### [EXTRAIT CITÉ]
□ □ □ □ □
La France vue de l’étranger… Comment les pays de l’UE analysent-ils la crise législative que nous traversons ? Et quelle est l’ambiance qui règne aujourd’hui dans les couloirs de l’Assemblée ? Analyse de Marina Yaloyan, spécialiste des affaires internationales, Membre correspondante du Comité de l’Europe et Professeur à HEC...
Diviser pour mieux régner.
Emmanuel Macron pratique cette stratégie avec brio depuis le début de son arrivée à l’Elysée. Accusé de « machiavélisme », il affaiblit la gauche et la droite au profit du centre et du choix électoral « par défaut » face aux extrêmes. Sauf que cette fois-ci, le cynisme stratégique d’un « en même temps » se retourne contre lui. À l’issue du deuxième tour des législatives, le pays semble désormais fracturé entre deux extrêmes et renie le modèle « républicain » composé d’une droite divisée, du centre et des socialistes modérés.En essayant d’éviter la majorité absolue pour le RN au deuxième tour et en utilisant le Nouveau Front Populaire pour minimiser la casse pour son propre parti, Emmanuel Macron a-t-il ouvert la boîte de Pandore ?
En France, comme chez nos partenaires européens, c’est ce que l’on redoute…
« Pour les Français, ce n’est pas rien de voir que l’on s’est ligué pour empêcher la victoire du premier parti de France et de voir aussi que l’un des principaux artisans de ce ”barrage républicain”, soit LFI, un parti habitué à l’irrespect des règles, à la violente rhétorique, complaisant et complice avec l’islamisme et l’antisémitisme », souligne Dominique Reynié, Directeur général de Fondapol.
Une chose est certaine, les résultats des législatives anticipées plongent la France dans une paralysie sans précédent.
Vu de l’étranger, le New York Times déplore « La France presque ingouvernable à l’approche des Jeux olympiques de Paris ».
The Guardian (Royaume-Uni) annonce « un résultat conforme aux attentes » et regrette « un Parlement sans majorité, composé de trois blocs opposés, aux programmes extrêmement différents et n’ayant aucune tradition de coalition contrairement à de nombreux pays en Europe ».
Le Temps (Suisse) se pose la question : « comment le pouvoir se partagera-t-il dans ce pays qui ne connaît pas la culture du compromis ? ».
Et pourtant, ce compromis est urgent à trouver.
□ □ □ □ □
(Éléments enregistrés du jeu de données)
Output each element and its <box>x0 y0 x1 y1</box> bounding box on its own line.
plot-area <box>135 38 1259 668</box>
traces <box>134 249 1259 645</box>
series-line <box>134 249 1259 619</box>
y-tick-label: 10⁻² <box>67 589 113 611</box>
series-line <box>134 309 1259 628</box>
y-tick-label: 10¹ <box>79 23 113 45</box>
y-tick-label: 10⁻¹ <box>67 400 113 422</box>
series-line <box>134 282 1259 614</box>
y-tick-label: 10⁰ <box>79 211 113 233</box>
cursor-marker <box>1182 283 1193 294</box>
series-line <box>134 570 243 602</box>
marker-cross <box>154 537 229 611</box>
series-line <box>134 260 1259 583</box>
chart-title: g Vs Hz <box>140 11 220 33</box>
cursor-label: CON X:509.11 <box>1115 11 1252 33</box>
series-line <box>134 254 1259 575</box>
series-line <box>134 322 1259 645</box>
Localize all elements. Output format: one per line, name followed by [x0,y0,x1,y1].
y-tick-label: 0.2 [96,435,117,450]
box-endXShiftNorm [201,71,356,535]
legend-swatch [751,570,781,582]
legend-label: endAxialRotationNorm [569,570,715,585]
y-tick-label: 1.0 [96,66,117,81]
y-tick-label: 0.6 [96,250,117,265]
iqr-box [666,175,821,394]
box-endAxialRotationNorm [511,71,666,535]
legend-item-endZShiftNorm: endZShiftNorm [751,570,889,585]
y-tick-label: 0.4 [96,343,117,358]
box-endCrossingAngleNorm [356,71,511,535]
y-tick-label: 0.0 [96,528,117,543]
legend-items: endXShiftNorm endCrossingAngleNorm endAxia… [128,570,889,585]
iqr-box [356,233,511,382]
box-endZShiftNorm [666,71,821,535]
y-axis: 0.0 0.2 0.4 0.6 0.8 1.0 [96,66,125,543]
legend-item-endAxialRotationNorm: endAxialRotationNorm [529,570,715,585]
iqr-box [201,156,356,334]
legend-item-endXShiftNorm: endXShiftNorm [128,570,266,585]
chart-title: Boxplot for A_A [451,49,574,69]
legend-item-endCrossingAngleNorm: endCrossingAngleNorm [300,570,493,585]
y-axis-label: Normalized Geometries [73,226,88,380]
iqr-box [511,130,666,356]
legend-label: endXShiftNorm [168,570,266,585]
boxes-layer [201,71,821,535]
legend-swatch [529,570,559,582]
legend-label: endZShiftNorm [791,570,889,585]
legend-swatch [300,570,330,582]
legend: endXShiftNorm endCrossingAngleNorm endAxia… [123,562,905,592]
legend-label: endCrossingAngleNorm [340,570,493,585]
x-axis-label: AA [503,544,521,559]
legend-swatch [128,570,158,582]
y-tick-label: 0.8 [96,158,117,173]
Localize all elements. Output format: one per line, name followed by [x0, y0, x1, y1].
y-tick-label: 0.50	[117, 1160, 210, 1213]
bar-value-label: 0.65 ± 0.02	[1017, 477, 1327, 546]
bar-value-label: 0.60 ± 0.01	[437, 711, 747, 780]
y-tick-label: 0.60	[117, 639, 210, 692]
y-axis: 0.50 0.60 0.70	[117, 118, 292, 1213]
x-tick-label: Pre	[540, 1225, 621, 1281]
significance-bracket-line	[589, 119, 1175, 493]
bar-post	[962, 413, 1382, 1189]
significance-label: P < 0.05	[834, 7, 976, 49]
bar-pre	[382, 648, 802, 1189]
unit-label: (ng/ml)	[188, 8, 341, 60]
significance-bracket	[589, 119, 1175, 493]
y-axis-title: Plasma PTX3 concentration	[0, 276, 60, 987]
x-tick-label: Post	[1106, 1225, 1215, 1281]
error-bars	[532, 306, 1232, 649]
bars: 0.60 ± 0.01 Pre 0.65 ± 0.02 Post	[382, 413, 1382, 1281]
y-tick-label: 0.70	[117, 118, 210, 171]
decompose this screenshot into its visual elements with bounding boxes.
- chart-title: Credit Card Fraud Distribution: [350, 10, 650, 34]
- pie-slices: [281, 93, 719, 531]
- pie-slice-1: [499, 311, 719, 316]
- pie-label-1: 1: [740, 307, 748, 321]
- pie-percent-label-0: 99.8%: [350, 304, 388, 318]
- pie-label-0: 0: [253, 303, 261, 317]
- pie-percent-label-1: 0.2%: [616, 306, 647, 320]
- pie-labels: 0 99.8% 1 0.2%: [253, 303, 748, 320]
□ □ □ □ □
### [CONSIGNES]
**A.** D'après l'extrait sur la crise législative française, quel journal suisse s'interroge sur le partage du pouvoir ?
**B.** Poursuivez le texte sur la crise législative française à partir de sa dernière phrase.

### [RÉPONSES DANS L'ORDRE]
**A.** Le Temps.

**B.**
Au moins, c’est ce que l’exécutif exige, avant la nomination du futur Premier Ministre. Les tensions et l’incertitude règnent derrière les portes fermées des bureaux de l’Assemblée où les discussions s’enclenchent – pour former des Groupes parlementaires et des alliances qui négocient la constitution du potentiel Gouvernement, mais aussi les postes clés de la Présidence de l’Assemblée. Tout le monde en est persuadé : la majorité qui va émerger du chaos ne sera probablement pas en mesure de résister à la première motion de censure.
Au sentiment de l’incertitude s’ajoute également un goût d’amertume. Tant au sein du RN qu’au Nouveau Front populaire, on considère qu’Emmanuel Macron a volé ou souhaite leur voler la victoire. Car on ne peut pas nier la réalité des urnes, la majorité des Français ne vote plus pour le centre ou pour la « droite molle », comme on l’entend dans les couloirs de l’Assemblée de Strasbourg.
En Espagne, le Premier ministre socialiste, Pedro Sánchez, se félicite que la France et le Royaume-Uni aient opté pour un « rejet de l’extrême droite et un engagement ferme en faveur de la gauche sociale ».
En effet, la France présente désormais deux visions polarisées, entre d’un côté la mosaïque des coalitions qui constitue le Nouveau Front Populaire, avec 170 sièges et 7 millions de voix et de l’autre, le RN, émergé à lui seul comme la première puissance politique du pays, avec 143 sièges et 10 millions d’électeurs.
Dans ces circonstances, le souhait d’Emmanuel Macron de continuer à gouverner avec une majorité « républicaine » à l’Assemblée « sans les extrêmes » semblerait paradoxalement bafouer les principes mêmes du suffrage universel.
« C’est le retour du droit de veto royal sur le suffrage universel. Emmanuel Macron prétend donner du temps pour former une autre coalition par magouilles après les élections ! » s’indigne Jean-Luc Mélenchon.
« Cette manière de gouverner, avec arrogance et toute puissance, personne à gauche ne souhaite la reproduire », surenchérit François Ruffin, Député de la Somme, en rupture avec LFI.
Mais pour le moment au moins, la gauche surjoue encore la victoire, même si la coalition du Nouveau Front Populaire, bricolée à la hâte, se fissure d’ores et déjà de l’intérieur.
The Guardian parle d’ailleurs des élections françaises en mentionnant « un système politique épuisé ». Tout est dit !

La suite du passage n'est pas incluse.